* Begin *

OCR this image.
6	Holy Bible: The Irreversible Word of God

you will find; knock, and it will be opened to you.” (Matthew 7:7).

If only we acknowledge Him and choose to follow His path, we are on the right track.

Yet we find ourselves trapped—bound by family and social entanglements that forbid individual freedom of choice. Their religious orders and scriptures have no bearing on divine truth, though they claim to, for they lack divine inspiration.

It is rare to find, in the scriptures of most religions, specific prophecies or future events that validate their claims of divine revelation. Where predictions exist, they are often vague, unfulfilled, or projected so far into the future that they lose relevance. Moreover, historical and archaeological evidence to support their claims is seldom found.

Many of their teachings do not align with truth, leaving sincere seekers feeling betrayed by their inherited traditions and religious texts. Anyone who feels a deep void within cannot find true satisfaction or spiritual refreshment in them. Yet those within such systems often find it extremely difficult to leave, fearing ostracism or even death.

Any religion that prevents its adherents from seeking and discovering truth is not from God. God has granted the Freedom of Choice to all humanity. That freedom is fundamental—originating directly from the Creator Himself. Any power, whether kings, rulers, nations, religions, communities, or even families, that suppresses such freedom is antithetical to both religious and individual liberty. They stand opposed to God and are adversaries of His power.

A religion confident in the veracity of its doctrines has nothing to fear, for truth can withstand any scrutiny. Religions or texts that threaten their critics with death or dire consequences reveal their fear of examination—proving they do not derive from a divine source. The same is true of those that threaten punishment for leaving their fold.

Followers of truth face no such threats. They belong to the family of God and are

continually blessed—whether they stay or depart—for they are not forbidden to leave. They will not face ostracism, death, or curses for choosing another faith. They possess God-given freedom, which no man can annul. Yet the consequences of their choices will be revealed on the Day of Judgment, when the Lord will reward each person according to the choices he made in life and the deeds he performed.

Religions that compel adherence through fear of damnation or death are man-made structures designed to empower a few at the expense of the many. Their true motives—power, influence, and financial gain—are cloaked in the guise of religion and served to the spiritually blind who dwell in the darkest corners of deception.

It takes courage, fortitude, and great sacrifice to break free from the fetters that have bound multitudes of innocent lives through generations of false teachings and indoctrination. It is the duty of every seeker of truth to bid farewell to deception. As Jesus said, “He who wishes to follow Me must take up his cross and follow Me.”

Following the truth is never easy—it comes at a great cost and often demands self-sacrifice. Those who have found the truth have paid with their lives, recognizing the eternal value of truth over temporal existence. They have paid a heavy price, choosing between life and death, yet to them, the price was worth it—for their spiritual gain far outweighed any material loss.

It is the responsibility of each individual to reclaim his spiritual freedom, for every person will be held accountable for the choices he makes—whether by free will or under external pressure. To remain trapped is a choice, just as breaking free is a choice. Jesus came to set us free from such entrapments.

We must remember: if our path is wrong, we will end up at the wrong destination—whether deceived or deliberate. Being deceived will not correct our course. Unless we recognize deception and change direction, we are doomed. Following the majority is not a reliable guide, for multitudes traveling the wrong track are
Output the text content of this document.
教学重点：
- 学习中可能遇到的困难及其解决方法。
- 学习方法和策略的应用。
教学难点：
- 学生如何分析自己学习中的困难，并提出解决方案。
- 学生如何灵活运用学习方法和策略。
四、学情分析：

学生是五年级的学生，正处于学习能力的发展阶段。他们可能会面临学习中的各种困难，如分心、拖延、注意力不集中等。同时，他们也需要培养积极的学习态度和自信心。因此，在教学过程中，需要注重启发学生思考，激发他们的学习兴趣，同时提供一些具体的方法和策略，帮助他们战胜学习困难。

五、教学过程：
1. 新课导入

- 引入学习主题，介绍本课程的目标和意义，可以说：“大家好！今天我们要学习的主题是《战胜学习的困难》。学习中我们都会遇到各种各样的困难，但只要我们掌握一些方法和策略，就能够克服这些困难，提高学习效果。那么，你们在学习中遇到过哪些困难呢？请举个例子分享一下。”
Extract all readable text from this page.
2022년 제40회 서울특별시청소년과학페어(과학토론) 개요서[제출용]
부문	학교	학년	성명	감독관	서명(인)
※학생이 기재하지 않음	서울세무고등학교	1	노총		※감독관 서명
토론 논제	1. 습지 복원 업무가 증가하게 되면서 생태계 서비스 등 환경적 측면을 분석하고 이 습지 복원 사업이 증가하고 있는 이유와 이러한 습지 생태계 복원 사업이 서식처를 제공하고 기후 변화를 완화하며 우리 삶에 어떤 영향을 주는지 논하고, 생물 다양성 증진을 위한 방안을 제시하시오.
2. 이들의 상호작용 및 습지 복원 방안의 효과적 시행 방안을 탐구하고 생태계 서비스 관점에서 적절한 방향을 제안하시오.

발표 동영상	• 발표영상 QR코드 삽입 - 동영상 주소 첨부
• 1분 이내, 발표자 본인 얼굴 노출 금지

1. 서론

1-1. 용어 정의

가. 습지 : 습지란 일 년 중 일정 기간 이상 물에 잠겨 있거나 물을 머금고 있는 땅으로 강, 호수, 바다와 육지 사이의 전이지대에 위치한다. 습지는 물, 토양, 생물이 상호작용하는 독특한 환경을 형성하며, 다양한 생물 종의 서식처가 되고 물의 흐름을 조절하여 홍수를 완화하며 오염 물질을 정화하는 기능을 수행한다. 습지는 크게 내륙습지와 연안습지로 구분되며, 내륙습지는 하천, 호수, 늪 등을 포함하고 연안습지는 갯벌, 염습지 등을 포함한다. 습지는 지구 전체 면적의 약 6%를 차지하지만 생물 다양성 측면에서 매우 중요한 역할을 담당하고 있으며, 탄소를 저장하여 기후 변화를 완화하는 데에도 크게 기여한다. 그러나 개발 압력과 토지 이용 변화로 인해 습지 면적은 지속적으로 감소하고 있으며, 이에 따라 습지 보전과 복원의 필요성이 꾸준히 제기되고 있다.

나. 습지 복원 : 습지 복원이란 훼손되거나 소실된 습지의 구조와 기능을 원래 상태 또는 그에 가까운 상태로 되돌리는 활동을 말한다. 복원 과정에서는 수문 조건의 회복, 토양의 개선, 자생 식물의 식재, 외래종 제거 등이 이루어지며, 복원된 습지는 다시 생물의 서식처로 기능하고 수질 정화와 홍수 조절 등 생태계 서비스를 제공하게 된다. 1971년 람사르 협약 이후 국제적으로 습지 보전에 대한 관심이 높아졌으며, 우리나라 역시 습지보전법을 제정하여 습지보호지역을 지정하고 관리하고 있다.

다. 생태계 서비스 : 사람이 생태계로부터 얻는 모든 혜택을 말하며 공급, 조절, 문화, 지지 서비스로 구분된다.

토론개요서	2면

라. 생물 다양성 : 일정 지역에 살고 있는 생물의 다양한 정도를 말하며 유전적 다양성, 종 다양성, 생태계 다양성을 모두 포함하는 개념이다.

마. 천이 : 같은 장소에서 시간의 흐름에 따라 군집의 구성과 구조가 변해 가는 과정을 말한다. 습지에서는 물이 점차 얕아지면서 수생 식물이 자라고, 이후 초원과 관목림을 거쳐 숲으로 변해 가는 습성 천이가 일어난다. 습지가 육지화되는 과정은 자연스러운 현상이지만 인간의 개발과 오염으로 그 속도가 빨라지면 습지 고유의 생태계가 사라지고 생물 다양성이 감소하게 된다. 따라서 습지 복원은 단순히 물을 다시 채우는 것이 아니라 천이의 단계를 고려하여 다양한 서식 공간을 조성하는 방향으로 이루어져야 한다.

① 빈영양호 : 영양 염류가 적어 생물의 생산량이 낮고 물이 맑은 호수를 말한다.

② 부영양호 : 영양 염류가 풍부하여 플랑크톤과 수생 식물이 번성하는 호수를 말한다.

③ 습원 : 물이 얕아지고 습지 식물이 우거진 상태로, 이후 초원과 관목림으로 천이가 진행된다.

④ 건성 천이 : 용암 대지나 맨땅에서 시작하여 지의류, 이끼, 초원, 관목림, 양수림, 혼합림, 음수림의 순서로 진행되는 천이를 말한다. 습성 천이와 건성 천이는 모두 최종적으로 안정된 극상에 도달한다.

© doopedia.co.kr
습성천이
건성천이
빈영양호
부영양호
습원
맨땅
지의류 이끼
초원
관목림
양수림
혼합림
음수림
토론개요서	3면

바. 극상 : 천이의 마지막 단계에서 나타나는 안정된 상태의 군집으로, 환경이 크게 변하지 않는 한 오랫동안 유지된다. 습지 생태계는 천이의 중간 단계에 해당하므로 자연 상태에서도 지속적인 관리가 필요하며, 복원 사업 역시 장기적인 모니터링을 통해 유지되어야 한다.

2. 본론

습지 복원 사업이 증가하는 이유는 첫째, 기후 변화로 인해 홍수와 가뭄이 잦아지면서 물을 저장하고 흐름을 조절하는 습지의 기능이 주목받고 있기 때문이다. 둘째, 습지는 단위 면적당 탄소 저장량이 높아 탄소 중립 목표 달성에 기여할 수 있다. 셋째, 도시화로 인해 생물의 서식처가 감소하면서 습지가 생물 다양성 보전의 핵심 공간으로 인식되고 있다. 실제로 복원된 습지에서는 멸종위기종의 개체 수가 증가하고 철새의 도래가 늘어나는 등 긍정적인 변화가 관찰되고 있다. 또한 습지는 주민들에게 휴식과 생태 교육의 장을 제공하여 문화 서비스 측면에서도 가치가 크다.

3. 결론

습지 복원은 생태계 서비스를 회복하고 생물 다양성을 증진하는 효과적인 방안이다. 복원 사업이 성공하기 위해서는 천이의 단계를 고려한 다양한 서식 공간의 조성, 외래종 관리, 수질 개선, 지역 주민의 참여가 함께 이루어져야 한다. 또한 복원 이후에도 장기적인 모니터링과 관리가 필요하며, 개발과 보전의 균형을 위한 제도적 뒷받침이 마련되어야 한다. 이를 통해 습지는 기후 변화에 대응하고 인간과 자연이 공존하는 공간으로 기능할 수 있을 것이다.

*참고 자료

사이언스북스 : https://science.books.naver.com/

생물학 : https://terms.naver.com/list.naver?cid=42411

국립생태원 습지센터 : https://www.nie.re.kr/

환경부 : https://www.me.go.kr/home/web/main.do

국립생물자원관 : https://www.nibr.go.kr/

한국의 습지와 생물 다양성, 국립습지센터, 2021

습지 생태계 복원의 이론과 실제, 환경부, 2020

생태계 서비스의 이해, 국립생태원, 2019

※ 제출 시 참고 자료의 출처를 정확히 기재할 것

* End *

- [Work to do]: Select, from the listing, all lines that include the word "국립생태원".

- [Task response]:
국립생태원 습지센터 : https://www.nie.re.kr/
생태계 서비스의 이해, 국립생태원, 2019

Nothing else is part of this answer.